Source data

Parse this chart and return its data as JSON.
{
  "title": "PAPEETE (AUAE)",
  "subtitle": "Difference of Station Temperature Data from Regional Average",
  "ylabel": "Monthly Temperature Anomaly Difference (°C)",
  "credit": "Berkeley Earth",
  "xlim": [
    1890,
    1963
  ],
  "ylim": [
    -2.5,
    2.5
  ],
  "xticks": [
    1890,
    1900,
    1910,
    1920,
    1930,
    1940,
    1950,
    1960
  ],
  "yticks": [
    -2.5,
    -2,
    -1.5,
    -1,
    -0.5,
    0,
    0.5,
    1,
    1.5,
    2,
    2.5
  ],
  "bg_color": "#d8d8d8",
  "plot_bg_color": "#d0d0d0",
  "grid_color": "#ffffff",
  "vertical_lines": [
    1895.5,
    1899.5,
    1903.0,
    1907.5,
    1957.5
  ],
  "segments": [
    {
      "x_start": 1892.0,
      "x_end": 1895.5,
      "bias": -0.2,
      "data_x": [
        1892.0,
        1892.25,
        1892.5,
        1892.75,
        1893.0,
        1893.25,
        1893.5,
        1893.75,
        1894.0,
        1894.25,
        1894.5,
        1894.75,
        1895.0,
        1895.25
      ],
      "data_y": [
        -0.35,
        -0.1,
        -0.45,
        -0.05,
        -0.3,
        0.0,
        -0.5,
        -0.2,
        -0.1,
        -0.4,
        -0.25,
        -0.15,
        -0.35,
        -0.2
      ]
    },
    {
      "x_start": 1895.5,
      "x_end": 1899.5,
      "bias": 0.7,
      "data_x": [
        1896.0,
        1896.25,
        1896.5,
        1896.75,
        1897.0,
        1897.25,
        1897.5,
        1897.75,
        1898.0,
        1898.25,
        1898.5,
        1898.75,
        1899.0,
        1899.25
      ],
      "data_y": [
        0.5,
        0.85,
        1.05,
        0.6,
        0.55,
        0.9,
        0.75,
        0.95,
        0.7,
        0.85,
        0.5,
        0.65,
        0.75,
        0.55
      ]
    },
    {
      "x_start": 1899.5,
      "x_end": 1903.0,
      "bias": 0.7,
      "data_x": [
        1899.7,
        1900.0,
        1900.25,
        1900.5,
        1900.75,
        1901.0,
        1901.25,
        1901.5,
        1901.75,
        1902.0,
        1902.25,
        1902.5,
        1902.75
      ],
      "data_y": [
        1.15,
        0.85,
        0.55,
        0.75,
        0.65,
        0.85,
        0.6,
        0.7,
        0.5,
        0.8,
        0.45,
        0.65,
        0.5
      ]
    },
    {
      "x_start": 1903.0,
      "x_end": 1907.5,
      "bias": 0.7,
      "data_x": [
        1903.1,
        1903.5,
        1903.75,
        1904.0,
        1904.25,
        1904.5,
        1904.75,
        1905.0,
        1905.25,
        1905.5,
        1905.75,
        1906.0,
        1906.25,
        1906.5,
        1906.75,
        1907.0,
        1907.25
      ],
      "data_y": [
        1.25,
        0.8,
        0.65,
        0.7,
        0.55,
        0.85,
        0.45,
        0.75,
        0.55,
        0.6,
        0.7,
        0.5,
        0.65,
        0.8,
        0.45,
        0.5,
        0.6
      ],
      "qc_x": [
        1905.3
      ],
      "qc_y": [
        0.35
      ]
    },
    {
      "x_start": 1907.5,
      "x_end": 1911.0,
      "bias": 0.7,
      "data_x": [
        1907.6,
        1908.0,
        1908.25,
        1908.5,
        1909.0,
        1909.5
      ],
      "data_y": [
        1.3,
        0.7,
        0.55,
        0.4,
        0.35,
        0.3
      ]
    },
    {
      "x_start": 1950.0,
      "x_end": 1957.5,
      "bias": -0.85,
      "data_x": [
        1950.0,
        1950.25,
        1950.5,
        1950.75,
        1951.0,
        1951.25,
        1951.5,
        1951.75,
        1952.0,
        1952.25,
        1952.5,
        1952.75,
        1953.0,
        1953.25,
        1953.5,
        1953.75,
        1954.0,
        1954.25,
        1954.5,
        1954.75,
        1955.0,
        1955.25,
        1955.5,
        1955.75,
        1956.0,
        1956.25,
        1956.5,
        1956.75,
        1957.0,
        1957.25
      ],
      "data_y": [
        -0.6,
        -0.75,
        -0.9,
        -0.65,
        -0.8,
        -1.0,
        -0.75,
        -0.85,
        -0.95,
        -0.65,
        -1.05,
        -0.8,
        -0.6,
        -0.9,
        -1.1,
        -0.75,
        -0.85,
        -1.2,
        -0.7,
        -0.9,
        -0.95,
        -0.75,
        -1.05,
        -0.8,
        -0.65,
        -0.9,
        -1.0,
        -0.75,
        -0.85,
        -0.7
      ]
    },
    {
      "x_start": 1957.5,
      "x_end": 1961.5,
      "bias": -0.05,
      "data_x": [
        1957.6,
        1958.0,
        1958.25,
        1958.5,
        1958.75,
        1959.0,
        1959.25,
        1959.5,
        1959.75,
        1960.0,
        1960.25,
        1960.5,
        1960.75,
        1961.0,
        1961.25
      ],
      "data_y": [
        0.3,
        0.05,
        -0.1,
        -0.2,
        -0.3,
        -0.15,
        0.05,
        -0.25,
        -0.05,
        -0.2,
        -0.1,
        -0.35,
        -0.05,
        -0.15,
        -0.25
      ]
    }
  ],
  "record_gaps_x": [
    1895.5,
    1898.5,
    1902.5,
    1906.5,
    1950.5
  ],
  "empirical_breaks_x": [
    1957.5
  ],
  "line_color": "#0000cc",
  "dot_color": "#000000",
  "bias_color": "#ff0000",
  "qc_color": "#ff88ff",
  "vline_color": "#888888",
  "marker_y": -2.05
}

==

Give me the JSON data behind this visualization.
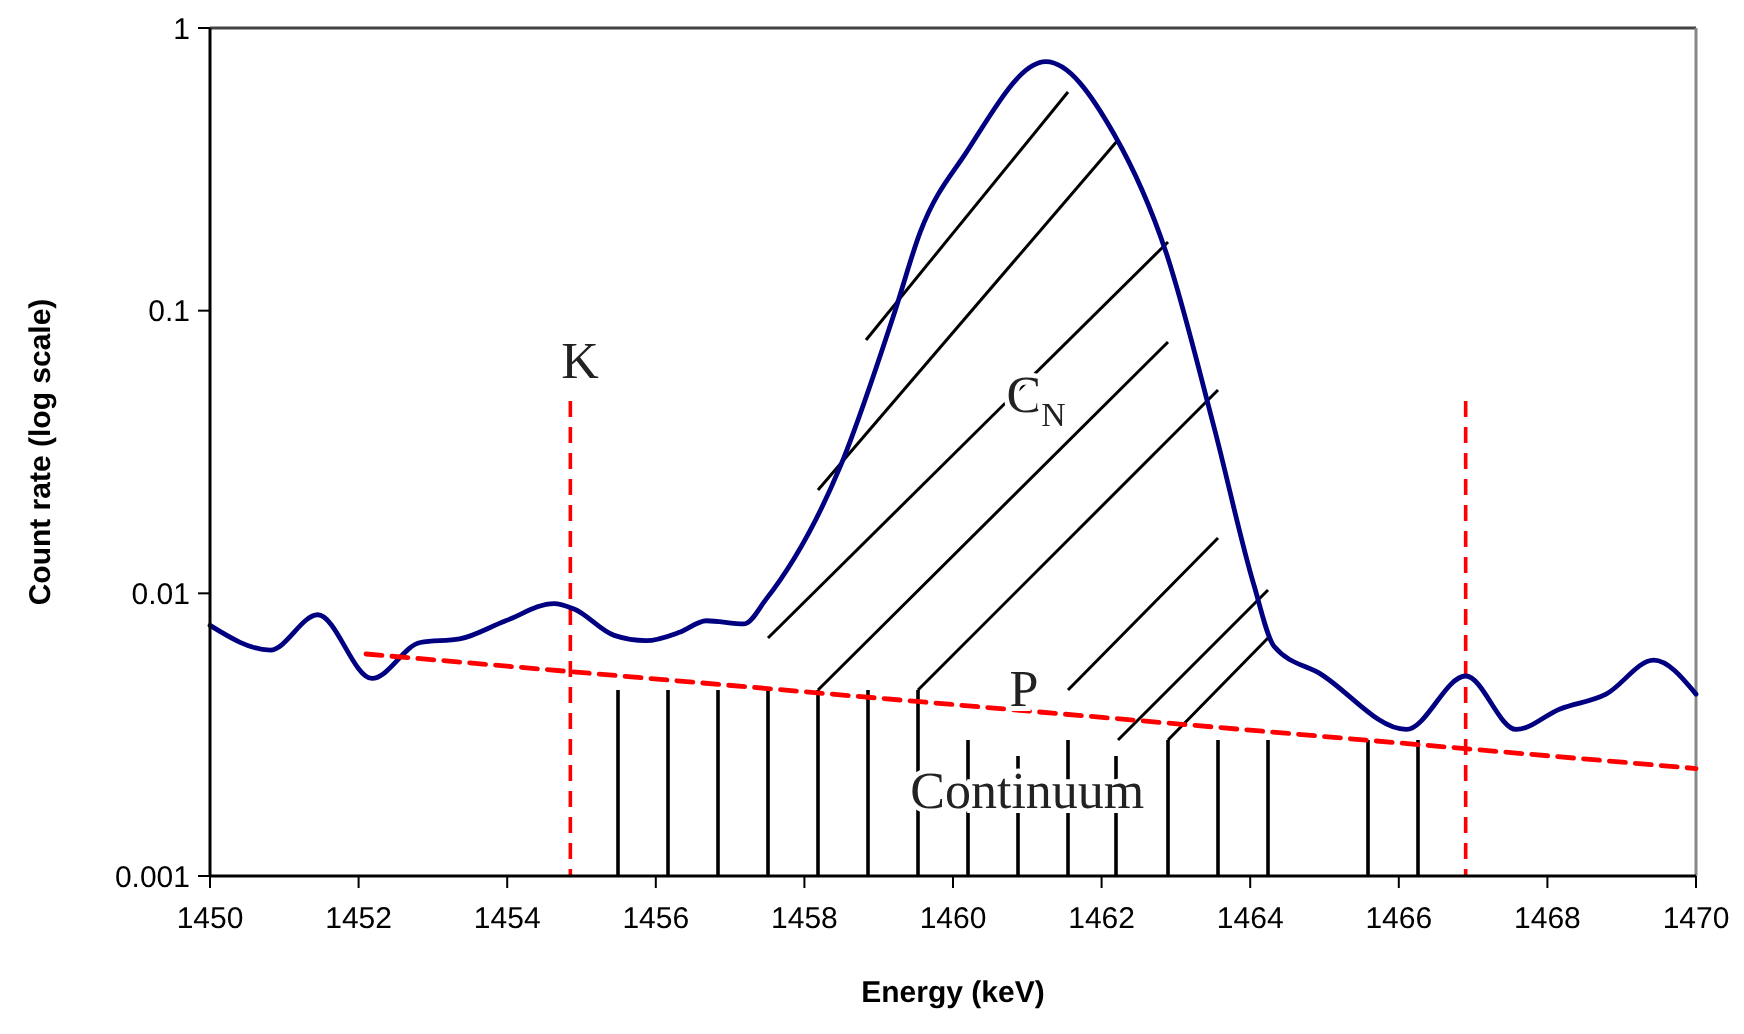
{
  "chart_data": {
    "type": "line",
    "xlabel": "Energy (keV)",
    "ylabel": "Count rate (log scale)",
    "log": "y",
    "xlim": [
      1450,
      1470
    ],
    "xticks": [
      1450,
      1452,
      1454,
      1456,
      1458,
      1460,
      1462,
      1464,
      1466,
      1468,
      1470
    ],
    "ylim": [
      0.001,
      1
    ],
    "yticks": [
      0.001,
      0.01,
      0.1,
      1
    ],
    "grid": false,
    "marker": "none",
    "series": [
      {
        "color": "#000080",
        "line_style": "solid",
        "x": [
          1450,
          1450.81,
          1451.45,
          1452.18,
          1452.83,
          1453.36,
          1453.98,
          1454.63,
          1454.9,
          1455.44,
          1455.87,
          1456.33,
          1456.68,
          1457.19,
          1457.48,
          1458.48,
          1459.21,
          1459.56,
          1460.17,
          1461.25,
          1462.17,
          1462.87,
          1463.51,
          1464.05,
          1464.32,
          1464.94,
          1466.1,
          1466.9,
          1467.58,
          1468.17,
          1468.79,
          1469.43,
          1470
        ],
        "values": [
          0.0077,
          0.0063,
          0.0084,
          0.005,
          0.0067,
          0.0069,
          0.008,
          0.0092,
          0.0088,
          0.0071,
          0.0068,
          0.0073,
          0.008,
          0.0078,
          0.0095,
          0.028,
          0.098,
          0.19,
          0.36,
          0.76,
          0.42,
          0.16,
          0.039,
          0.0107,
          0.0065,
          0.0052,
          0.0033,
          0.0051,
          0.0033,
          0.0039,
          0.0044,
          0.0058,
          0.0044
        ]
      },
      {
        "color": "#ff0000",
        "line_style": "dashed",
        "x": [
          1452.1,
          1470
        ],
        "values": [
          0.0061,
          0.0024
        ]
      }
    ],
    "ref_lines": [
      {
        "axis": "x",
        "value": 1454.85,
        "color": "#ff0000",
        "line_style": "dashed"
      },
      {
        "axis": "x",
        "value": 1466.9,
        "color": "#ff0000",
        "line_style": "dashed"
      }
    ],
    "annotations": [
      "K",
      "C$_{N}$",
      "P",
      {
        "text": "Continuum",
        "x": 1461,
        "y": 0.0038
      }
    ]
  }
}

## WHAT THE EXERCISE ASKS:
Report how many lines of the records above contain the word "this", giving only the number.

## SOLUTION:
2